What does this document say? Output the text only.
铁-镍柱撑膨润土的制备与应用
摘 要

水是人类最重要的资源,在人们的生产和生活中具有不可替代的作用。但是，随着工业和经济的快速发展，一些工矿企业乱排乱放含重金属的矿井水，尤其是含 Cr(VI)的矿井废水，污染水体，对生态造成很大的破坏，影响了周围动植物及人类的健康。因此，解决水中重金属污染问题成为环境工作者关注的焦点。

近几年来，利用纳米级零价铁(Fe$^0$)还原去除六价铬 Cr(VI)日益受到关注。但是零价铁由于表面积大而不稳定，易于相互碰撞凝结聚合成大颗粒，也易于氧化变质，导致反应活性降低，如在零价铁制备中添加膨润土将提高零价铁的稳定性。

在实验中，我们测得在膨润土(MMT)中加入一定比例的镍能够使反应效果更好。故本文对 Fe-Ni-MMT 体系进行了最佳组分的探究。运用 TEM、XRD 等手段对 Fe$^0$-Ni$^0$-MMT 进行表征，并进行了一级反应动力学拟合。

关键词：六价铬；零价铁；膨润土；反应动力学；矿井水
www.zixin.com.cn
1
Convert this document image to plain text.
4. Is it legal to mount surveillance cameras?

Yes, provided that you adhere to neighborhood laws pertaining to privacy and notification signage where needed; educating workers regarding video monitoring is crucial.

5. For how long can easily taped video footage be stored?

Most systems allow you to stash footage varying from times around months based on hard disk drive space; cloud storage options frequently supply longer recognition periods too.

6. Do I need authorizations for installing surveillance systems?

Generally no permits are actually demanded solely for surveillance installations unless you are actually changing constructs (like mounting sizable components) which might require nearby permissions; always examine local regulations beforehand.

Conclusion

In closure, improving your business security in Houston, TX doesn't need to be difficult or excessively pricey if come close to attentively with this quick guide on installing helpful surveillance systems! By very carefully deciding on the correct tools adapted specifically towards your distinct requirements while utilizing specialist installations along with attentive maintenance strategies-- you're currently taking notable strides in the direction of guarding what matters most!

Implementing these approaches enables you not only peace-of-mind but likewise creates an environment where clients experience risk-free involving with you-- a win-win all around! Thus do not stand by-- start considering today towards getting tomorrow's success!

= = = = = = =

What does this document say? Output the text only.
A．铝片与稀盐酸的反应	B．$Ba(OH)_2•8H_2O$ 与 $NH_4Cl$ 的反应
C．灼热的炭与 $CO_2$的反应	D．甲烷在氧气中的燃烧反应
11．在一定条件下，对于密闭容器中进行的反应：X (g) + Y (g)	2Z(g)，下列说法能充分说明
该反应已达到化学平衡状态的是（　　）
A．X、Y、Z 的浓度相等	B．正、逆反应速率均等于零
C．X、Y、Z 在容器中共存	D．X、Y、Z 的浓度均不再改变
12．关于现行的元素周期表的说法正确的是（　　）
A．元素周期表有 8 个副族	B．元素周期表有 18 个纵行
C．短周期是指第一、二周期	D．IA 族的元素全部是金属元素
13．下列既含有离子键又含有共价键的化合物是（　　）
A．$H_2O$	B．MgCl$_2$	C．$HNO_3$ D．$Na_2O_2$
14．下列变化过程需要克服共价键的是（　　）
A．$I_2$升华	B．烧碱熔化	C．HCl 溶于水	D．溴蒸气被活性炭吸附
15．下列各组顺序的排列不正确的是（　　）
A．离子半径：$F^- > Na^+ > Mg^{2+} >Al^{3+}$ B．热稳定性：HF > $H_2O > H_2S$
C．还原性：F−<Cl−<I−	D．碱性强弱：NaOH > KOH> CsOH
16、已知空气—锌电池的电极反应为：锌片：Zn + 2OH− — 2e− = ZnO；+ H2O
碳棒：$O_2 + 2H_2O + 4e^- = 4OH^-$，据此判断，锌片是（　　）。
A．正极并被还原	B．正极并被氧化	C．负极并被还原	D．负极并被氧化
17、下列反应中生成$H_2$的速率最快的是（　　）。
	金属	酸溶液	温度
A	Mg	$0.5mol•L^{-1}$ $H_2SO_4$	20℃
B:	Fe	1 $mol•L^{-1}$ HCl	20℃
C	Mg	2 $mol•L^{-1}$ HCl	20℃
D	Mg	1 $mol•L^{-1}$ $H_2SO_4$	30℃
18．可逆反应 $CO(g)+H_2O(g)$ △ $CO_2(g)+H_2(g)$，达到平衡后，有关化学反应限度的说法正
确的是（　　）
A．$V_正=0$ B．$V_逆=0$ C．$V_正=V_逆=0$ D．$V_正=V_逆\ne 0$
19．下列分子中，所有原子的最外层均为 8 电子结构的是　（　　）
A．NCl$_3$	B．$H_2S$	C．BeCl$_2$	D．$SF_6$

= = = = = = =

Of all the lines above, how many contain the word "installations"? Give the number and nothing else.

2